___ Input rows

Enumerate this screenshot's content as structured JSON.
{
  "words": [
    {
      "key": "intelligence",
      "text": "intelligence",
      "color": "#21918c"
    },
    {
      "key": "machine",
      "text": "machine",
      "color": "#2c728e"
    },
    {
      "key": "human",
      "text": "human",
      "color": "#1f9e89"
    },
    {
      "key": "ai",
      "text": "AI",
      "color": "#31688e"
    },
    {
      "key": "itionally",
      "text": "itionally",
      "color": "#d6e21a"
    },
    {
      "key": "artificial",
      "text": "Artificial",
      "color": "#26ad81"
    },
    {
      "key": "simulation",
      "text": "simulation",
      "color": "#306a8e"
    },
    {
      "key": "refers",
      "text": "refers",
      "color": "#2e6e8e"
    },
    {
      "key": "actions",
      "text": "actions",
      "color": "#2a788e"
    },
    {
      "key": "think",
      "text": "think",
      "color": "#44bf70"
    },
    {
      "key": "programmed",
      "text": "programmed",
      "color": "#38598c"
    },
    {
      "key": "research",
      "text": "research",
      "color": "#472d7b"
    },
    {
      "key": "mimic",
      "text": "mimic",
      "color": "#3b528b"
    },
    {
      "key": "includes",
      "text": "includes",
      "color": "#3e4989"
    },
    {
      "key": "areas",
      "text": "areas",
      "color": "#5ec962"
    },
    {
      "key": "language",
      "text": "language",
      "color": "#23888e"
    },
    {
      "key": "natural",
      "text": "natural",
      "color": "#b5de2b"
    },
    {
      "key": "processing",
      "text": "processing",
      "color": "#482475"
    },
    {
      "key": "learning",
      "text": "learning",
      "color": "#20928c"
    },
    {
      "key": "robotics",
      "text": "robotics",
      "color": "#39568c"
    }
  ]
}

______

_Exercise brief_: Would you reproduce all the entries exactly?

_Response below_:
Enumerate this screenshot's content as structured JSON.
{
  "words": [
    {
      "key": "intelligence",
      "text": "intelligence",
      "color": "#21918c"
    },
    {
      "key": "machine",
      "text": "machine",
      "color": "#2c728e"
    },
    {
      "key": "human",
      "text": "human",
      "color": "#1f9e89"
    },
    {
      "key": "ai",
      "text": "AI",
      "color": "#31688e"
    },
    {
      "key": "itionally",
      "text": "itionally",
      "color": "#d6e21a"
    },
    {
      "key": "artificial",
      "text": "Artificial",
      "color": "#26ad81"
    },
    {
      "key": "simulation",
      "text": "simulation",
      "color": "#306a8e"
    },
    {
      "key": "refers",
      "text": "refers",
      "color": "#2e6e8e"
    },
    {
      "key": "actions",
      "text": "actions",
      "color": "#2a788e"
    },
    {
      "key": "think",
      "text": "think",
      "color": "#44bf70"
    },
    {
      "key": "programmed",
      "text": "programmed",
      "color": "#38598c"
    },
    {
      "key": "research",
      "text": "research",
      "color": "#472d7b"
    },
    {
      "key": "mimic",
      "text": "mimic",
      "color": "#3b528b"
    },
    {
      "key": "includes",
      "text": "includes",
      "color": "#3e4989"
    },
    {
      "key": "areas",
      "text": "areas",
      "color": "#5ec962"
    },
    {
      "key": "language",
      "text": "language",
      "color": "#23888e"
    },
    {
      "key": "natural",
      "text": "natural",
      "color": "#b5de2b"
    },
    {
      "key": "processing",
      "text": "processing",
      "color": "#482475"
    },
    {
      "key": "learning",
      "text": "learning",
      "color": "#20928c"
    },
    {
      "key": "robotics",
      "text": "robotics",
      "color": "#39568c"
    }
  ]
}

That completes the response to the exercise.